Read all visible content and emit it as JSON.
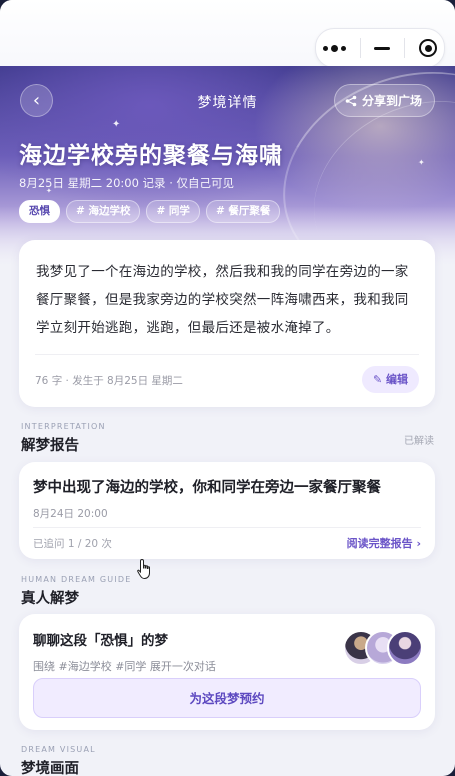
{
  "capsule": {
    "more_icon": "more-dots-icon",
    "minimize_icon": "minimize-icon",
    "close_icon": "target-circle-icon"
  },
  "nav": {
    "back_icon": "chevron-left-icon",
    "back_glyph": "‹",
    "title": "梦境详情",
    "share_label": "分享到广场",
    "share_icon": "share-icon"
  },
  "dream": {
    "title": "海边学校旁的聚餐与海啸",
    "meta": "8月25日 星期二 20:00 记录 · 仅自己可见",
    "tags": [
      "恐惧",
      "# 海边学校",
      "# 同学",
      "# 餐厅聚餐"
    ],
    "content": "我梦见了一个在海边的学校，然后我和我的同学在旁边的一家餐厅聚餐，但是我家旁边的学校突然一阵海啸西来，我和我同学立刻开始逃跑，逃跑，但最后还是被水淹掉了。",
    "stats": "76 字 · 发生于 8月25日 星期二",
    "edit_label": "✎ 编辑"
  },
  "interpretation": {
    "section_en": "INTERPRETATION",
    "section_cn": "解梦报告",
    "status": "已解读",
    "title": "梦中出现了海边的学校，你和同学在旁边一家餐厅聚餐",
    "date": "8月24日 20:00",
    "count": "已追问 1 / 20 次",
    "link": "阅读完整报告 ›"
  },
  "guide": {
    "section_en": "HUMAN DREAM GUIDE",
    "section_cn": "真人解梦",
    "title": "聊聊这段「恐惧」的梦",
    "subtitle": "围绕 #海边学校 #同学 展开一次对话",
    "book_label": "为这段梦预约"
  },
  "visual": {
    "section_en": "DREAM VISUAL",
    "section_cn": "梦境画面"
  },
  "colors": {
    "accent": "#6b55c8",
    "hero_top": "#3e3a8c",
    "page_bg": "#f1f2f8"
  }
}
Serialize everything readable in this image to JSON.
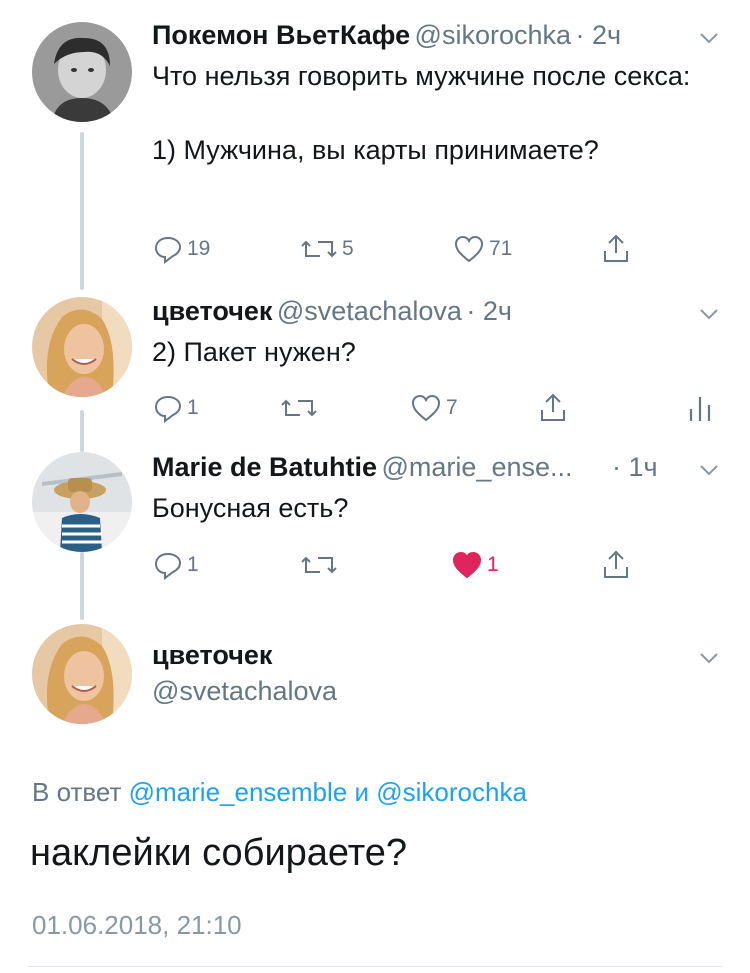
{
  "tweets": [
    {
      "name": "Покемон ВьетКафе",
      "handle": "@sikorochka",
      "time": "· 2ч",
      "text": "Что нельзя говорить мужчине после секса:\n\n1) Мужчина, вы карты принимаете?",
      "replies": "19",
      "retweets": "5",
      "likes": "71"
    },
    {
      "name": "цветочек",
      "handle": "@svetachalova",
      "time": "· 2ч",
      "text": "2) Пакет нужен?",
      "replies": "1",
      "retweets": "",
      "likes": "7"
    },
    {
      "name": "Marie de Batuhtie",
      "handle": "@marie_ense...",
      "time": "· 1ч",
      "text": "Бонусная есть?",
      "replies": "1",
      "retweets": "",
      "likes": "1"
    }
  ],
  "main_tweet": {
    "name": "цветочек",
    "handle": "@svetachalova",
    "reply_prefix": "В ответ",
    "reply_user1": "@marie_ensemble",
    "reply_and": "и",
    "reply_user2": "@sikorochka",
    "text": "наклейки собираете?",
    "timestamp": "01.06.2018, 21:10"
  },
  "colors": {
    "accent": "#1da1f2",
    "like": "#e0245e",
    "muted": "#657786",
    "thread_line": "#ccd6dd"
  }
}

-=-=-

Exercise brief:
Tell how many lines in the material above include the word "sikorochka", giving the number only.

Answer in full:
2